So that nothing is lost, restate each entry exactly as supplied.

◆ ◆ ◆ ◆

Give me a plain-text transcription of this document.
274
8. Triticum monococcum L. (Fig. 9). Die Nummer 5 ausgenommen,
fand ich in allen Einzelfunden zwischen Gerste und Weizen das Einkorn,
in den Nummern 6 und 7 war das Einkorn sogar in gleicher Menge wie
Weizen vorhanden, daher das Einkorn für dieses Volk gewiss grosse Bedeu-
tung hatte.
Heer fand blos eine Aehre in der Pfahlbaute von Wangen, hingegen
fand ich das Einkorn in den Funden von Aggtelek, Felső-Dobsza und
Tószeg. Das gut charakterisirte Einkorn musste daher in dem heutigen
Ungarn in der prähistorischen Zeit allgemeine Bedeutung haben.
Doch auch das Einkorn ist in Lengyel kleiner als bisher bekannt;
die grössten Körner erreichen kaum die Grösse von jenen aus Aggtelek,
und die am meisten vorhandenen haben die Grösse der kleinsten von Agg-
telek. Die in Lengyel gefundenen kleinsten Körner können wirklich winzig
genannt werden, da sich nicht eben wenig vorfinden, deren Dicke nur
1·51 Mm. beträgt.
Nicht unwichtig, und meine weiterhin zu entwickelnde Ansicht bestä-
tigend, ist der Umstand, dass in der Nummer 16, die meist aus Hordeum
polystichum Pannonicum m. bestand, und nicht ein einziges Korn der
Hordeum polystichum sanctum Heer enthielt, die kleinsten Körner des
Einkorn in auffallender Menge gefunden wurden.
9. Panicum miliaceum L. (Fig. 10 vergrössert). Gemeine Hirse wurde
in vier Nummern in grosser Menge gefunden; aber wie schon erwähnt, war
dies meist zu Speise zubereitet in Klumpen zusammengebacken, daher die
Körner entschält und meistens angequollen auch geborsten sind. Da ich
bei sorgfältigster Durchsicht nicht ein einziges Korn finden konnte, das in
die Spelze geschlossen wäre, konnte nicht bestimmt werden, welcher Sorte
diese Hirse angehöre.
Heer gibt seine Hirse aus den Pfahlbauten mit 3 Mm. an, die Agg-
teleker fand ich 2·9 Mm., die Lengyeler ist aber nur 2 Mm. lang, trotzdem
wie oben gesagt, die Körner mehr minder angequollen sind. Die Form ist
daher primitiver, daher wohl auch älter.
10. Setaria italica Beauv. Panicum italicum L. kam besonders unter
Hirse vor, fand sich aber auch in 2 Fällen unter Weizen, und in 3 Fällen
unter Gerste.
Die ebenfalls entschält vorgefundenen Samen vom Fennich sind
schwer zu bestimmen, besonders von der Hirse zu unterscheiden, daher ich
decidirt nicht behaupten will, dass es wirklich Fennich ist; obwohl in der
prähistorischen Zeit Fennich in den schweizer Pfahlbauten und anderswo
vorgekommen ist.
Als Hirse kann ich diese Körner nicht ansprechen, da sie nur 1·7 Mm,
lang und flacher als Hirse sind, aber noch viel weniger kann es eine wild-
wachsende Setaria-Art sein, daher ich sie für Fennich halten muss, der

◆ ◆ ◆ ◆

• Response:
Give me a plain-text transcription of this document.
274
8. Triticum monococcum L. (Fig. 9). Die Nummer 5 ausgenommen,
fand ich in allen Einzelfunden zwischen Gerste und Weizen das Einkorn,
in den Nummern 6 und 7 war das Einkorn sogar in gleicher Menge wie
Weizen vorhanden, daher das Einkorn für dieses Volk gewiss grosse Bedeu-
tung hatte.
Heer fand blos eine Aehre in der Pfahlbaute von Wangen, hingegen
fand ich das Einkorn in den Funden von Aggtelek, Felső-Dobsza und
Tószeg. Das gut charakterisirte Einkorn musste daher in dem heutigen
Ungarn in der prähistorischen Zeit allgemeine Bedeutung haben.
Doch auch das Einkorn ist in Lengyel kleiner als bisher bekannt;
die grössten Körner erreichen kaum die Grösse von jenen aus Aggtelek,
und die am meisten vorhandenen haben die Grösse der kleinsten von Agg-
telek. Die in Lengyel gefundenen kleinsten Körner können wirklich winzig
genannt werden, da sich nicht eben wenig vorfinden, deren Dicke nur
1·51 Mm. beträgt.
Nicht unwichtig, und meine weiterhin zu entwickelnde Ansicht bestä-
tigend, ist der Umstand, dass in der Nummer 16, die meist aus Hordeum
polystichum Pannonicum m. bestand, und nicht ein einziges Korn der
Hordeum polystichum sanctum Heer enthielt, die kleinsten Körner des
Einkorn in auffallender Menge gefunden wurden.
9. Panicum miliaceum L. (Fig. 10 vergrössert). Gemeine Hirse wurde
in vier Nummern in grosser Menge gefunden; aber wie schon erwähnt, war
dies meist zu Speise zubereitet in Klumpen zusammengebacken, daher die
Körner entschält und meistens angequollen auch geborsten sind. Da ich
bei sorgfältigster Durchsicht nicht ein einziges Korn finden konnte, das in
die Spelze geschlossen wäre, konnte nicht bestimmt werden, welcher Sorte
diese Hirse angehöre.
Heer gibt seine Hirse aus den Pfahlbauten mit 3 Mm. an, die Agg-
teleker fand ich 2·9 Mm., die Lengyeler ist aber nur 2 Mm. lang, trotzdem
wie oben gesagt, die Körner mehr minder angequollen sind. Die Form ist
daher primitiver, daher wohl auch älter.
10. Setaria italica Beauv. Panicum italicum L. kam besonders unter
Hirse vor, fand sich aber auch in 2 Fällen unter Weizen, und in 3 Fällen
unter Gerste.
Die ebenfalls entschält vorgefundenen Samen vom Fennich sind
schwer zu bestimmen, besonders von der Hirse zu unterscheiden, daher ich
decidirt nicht behaupten will, dass es wirklich Fennich ist; obwohl in der
prähistorischen Zeit Fennich in den schweizer Pfahlbauten und anderswo
vorgekommen ist.
Als Hirse kann ich diese Körner nicht ansprechen, da sie nur 1·7 Mm,
lang und flacher als Hirse sind, aber noch viel weniger kann es eine wild-
wachsende Setaria-Art sein, daher ich sie für Fennich halten muss, der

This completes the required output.